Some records
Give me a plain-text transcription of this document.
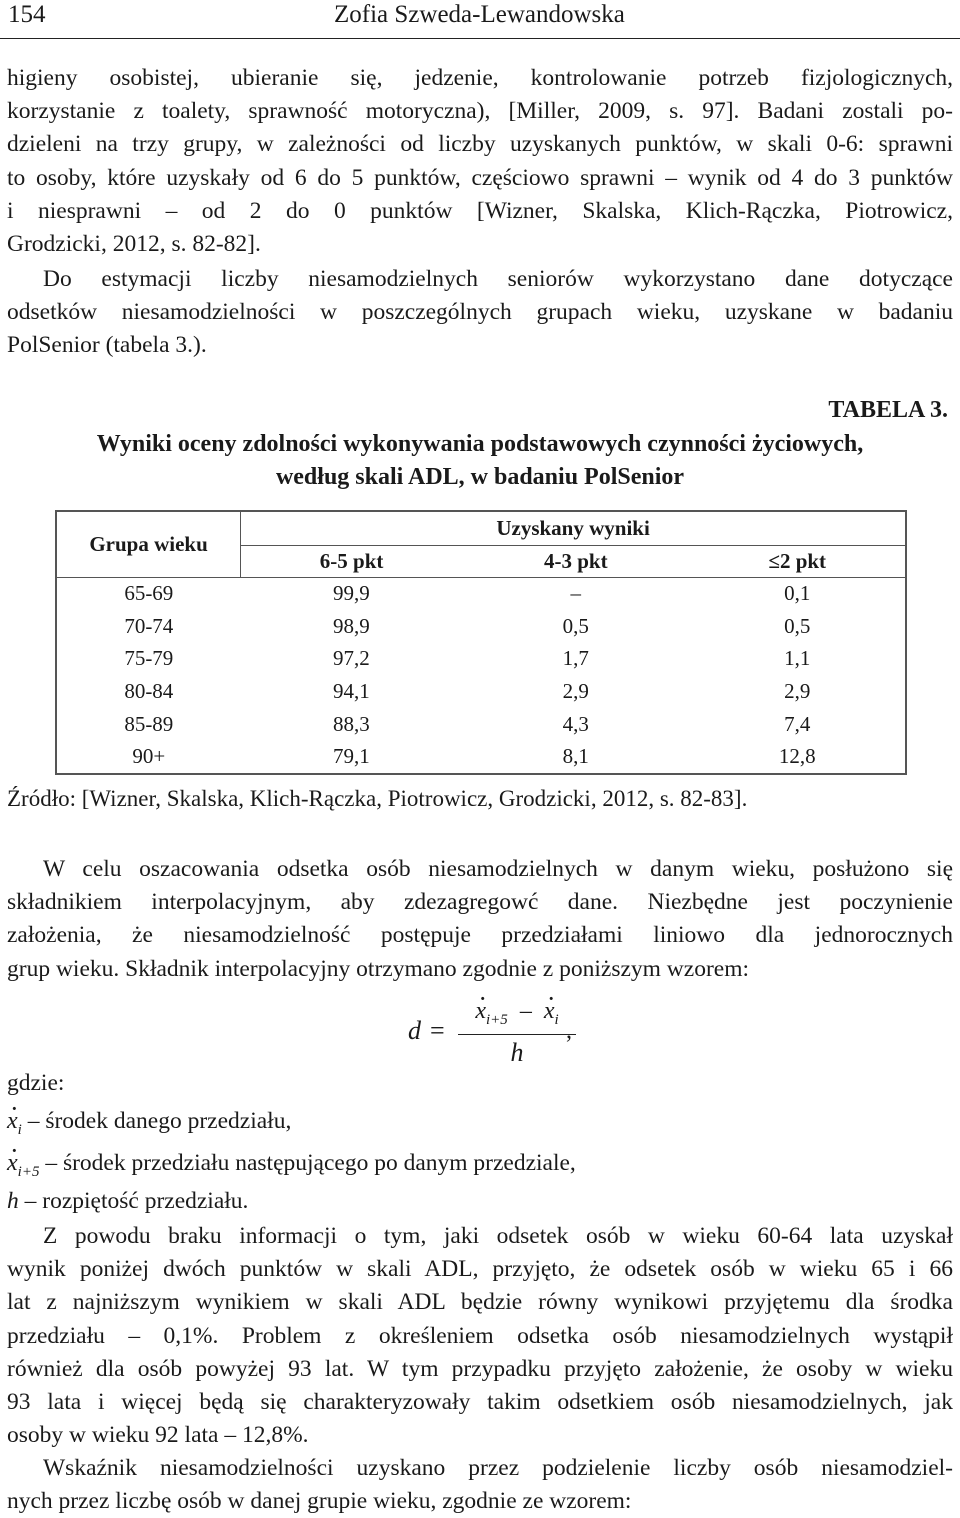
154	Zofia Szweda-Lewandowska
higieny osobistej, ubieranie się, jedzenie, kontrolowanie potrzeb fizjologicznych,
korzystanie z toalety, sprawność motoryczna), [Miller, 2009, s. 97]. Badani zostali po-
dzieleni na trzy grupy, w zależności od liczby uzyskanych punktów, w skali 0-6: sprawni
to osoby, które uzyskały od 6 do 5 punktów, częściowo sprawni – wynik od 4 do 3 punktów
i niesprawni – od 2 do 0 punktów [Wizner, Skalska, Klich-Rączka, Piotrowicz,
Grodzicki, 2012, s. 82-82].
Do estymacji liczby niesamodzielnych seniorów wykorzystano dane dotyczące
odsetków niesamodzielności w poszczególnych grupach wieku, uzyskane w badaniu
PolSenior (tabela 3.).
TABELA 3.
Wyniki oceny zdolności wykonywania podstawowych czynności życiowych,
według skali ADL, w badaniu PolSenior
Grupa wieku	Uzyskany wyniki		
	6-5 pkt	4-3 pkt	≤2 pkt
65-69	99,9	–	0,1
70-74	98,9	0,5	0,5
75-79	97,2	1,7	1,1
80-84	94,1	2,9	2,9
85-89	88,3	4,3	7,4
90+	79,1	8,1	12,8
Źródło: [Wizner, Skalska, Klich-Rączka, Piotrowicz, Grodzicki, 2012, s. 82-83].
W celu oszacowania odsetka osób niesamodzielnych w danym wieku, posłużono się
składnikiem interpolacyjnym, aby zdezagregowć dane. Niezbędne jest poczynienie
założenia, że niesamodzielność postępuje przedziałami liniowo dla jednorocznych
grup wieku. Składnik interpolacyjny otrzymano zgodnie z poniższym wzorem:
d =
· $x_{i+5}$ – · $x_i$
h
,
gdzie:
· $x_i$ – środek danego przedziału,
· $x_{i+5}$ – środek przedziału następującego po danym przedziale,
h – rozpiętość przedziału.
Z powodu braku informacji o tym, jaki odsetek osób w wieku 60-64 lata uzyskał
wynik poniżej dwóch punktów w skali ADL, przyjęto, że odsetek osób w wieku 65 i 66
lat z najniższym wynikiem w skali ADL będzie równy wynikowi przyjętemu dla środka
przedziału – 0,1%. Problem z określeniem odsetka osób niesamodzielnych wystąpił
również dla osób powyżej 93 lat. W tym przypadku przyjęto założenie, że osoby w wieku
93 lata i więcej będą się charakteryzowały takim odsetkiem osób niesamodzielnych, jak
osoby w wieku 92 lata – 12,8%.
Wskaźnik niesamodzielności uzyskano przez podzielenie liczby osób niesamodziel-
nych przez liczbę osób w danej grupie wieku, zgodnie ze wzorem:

#### THE REQUEST
In the listing above, find each line with the word "wieku" and copy it.

#### CORRECT ANSWER
odsetków niesamodzielności w poszczególnych grupach wieku, uzyskane w badaniu
Grupa wieku	Uzyskany wyniki		
W celu oszacowania odsetka osób niesamodzielnych w danym wieku, posłużono się
grup wieku. Składnik interpolacyjny otrzymano zgodnie z poniższym wzorem:
Z powodu braku informacji o tym, jaki odsetek osób w wieku 60-64 lata uzyskał
wynik poniżej dwóch punktów w skali ADL, przyjęto, że odsetek osób w wieku 65 i 66
również dla osób powyżej 93 lat. W tym przypadku przyjęto założenie, że osoby w wieku
osoby w wieku 92 lata – 12,8%.
nych przez liczbę osób w danej grupie wieku, zgodnie ze wzorem:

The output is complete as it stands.